> Description of the task
For the material that follows, list every line containing the word "been".

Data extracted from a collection

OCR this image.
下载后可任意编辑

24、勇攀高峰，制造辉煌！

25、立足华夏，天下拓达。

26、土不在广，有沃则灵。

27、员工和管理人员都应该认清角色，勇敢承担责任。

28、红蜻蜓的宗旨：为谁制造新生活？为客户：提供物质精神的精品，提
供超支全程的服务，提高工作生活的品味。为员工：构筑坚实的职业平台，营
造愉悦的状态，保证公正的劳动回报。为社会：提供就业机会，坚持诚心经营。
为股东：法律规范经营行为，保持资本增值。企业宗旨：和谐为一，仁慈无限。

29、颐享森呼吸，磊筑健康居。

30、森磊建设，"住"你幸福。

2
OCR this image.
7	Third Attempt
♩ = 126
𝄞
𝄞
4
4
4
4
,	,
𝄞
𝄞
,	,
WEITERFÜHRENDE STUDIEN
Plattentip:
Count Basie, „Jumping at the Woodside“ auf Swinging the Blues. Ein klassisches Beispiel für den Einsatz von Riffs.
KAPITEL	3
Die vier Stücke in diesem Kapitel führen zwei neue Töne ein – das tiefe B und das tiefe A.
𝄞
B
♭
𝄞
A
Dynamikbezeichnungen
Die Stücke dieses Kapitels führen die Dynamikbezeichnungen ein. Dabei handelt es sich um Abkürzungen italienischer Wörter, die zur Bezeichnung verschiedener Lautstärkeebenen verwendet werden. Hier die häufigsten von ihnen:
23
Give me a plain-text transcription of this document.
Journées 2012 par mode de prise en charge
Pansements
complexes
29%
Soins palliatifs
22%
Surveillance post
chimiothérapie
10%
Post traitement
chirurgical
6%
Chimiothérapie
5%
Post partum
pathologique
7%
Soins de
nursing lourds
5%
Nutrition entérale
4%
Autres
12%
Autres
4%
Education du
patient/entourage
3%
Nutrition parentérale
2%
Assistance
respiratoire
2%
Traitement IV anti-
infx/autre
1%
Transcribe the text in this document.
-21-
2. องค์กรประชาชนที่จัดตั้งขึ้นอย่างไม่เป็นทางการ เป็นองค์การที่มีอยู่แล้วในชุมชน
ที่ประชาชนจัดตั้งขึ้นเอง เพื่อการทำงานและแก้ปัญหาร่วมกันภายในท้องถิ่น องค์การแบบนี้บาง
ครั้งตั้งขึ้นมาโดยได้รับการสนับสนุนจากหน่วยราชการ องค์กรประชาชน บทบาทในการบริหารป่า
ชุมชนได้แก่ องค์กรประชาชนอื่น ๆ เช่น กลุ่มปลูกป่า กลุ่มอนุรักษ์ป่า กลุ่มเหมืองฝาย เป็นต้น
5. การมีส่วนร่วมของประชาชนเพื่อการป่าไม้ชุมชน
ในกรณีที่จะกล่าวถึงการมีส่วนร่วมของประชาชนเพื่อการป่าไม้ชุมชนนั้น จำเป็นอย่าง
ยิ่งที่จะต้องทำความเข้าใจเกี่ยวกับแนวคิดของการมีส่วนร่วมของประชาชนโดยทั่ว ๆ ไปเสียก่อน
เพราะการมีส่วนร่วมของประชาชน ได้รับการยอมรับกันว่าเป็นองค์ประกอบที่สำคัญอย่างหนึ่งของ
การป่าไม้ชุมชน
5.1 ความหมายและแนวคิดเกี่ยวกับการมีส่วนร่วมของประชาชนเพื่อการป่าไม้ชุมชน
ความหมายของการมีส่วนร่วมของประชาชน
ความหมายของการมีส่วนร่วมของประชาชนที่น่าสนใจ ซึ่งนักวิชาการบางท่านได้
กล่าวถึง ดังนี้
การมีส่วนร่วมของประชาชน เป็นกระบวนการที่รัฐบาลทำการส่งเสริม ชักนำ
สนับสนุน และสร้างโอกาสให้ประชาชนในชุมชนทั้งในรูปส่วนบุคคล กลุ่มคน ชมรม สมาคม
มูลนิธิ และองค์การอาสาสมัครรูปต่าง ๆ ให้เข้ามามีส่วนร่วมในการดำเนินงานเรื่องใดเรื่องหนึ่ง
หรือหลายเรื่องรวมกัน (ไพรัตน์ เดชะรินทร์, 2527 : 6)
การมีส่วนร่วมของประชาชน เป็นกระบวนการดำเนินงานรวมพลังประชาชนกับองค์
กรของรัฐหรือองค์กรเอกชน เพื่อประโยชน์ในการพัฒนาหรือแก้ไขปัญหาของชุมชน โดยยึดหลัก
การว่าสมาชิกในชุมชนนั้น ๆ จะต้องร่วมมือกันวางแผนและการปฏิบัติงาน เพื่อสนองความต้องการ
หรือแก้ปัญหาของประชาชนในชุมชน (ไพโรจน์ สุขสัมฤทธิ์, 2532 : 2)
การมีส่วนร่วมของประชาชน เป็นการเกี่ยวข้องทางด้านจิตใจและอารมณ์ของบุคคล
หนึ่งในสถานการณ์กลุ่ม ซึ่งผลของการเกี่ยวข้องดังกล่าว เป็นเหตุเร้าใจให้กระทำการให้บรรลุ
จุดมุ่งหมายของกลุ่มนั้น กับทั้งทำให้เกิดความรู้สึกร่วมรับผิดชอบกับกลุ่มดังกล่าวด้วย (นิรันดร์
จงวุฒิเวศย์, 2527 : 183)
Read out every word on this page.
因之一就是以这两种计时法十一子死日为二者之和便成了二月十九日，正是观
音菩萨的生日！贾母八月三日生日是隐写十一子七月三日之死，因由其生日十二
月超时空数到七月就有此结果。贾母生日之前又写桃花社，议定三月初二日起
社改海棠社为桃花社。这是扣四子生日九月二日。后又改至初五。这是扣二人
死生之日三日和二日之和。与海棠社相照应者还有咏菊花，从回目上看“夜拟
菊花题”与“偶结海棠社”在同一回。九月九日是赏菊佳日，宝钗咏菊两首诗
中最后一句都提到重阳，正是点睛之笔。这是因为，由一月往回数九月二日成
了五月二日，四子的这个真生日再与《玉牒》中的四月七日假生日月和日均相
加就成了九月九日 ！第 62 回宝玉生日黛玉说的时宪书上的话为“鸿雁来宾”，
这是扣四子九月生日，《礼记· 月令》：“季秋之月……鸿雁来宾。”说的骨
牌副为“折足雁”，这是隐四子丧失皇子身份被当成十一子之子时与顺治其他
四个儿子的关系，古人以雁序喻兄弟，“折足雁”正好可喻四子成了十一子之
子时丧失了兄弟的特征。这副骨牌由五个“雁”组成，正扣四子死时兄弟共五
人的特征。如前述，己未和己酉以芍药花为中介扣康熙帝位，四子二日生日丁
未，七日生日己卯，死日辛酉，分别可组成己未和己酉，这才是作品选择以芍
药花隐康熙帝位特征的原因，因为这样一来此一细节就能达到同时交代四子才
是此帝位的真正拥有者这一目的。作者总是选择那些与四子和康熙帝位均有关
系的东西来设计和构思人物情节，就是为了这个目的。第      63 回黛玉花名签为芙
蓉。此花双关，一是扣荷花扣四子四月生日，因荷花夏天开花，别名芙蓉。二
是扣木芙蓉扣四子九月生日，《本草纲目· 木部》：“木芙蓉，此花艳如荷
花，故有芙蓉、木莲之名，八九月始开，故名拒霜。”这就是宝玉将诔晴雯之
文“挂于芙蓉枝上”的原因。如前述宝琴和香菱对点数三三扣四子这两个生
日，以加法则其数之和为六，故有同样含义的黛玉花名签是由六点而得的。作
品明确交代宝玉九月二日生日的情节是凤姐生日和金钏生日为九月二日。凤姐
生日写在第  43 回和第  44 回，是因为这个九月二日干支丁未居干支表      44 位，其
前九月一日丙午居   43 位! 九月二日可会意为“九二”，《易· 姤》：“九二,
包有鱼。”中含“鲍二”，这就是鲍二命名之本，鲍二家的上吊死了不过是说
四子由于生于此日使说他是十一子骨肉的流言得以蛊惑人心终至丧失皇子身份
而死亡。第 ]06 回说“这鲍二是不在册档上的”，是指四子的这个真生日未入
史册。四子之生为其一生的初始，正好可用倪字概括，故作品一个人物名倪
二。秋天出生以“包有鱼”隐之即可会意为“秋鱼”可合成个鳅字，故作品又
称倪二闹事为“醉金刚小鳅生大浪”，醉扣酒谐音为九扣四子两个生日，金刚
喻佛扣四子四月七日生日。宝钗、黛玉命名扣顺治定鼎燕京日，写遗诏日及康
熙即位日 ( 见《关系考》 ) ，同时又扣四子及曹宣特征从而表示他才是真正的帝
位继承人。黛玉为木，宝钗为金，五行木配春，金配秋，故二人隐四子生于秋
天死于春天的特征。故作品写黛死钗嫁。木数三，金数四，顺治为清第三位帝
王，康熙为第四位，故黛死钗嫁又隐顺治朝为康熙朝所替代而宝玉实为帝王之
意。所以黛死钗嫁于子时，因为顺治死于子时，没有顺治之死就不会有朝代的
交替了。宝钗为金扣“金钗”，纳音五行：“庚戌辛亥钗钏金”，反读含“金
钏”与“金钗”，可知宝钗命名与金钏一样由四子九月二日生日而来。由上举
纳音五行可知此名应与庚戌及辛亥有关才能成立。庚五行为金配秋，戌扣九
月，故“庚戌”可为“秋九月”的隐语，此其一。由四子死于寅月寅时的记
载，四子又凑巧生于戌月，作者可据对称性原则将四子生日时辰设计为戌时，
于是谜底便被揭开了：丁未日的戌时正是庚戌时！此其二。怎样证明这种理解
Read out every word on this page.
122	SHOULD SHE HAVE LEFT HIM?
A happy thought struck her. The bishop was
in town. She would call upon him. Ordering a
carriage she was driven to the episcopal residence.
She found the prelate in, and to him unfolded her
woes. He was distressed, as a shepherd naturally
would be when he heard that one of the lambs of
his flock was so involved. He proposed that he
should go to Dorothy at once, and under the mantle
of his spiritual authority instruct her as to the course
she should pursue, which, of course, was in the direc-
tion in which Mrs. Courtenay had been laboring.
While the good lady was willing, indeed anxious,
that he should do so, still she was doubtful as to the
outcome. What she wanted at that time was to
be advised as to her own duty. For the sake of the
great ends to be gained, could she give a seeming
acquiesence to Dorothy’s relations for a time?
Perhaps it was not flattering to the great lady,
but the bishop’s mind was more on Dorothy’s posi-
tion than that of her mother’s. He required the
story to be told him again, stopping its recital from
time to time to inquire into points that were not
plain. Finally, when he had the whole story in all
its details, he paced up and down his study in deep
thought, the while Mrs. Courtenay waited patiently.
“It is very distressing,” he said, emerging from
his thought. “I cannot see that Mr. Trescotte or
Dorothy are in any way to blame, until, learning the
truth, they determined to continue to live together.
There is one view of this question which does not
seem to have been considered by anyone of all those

> Written response
tion in which Mrs. Courtenay had been laboring.
seem to have been considered by anyone of all those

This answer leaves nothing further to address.